--- Written problem ---
Return the whole listing, keeping every character the same.

[Stored records]
....

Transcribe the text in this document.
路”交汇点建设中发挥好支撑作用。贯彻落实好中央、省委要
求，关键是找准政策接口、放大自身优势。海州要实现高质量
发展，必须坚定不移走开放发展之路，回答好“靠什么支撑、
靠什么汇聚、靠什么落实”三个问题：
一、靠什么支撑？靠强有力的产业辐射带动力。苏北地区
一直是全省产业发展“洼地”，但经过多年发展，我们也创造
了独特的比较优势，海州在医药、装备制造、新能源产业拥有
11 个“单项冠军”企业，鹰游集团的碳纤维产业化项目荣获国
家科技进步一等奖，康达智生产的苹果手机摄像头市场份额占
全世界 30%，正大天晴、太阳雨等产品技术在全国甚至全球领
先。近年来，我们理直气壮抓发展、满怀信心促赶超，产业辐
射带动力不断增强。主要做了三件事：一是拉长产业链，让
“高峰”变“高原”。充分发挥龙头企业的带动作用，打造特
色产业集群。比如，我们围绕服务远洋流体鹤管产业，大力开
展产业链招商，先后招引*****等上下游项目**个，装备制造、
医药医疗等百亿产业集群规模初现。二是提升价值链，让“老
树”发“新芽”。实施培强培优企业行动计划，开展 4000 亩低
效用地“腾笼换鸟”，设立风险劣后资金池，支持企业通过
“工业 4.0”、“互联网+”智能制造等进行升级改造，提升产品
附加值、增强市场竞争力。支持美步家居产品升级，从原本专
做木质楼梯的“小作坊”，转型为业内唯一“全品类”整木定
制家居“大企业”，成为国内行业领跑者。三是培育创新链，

....

--- Written response ---
Transcribe the text in this document.
路”交汇点建设中发挥好支撑作用。贯彻落实好中央、省委要
求，关键是找准政策接口、放大自身优势。海州要实现高质量
发展，必须坚定不移走开放发展之路，回答好“靠什么支撑、
靠什么汇聚、靠什么落实”三个问题：
一、靠什么支撑？靠强有力的产业辐射带动力。苏北地区
一直是全省产业发展“洼地”，但经过多年发展，我们也创造
了独特的比较优势，海州在医药、装备制造、新能源产业拥有
11 个“单项冠军”企业，鹰游集团的碳纤维产业化项目荣获国
家科技进步一等奖，康达智生产的苹果手机摄像头市场份额占
全世界 30%，正大天晴、太阳雨等产品技术在全国甚至全球领
先。近年来，我们理直气壮抓发展、满怀信心促赶超，产业辐
射带动力不断增强。主要做了三件事：一是拉长产业链，让
“高峰”变“高原”。充分发挥龙头企业的带动作用，打造特
色产业集群。比如，我们围绕服务远洋流体鹤管产业，大力开
展产业链招商，先后招引*****等上下游项目**个，装备制造、
医药医疗等百亿产业集群规模初现。二是提升价值链，让“老
树”发“新芽”。实施培强培优企业行动计划，开展 4000 亩低
效用地“腾笼换鸟”，设立风险劣后资金池，支持企业通过
“工业 4.0”、“互联网+”智能制造等进行升级改造，提升产品
附加值、增强市场竞争力。支持美步家居产品升级，从原本专
做木质楼梯的“小作坊”，转型为业内唯一“全品类”整木定
制家居“大企业”，成为国内行业领跑者。三是培育创新链，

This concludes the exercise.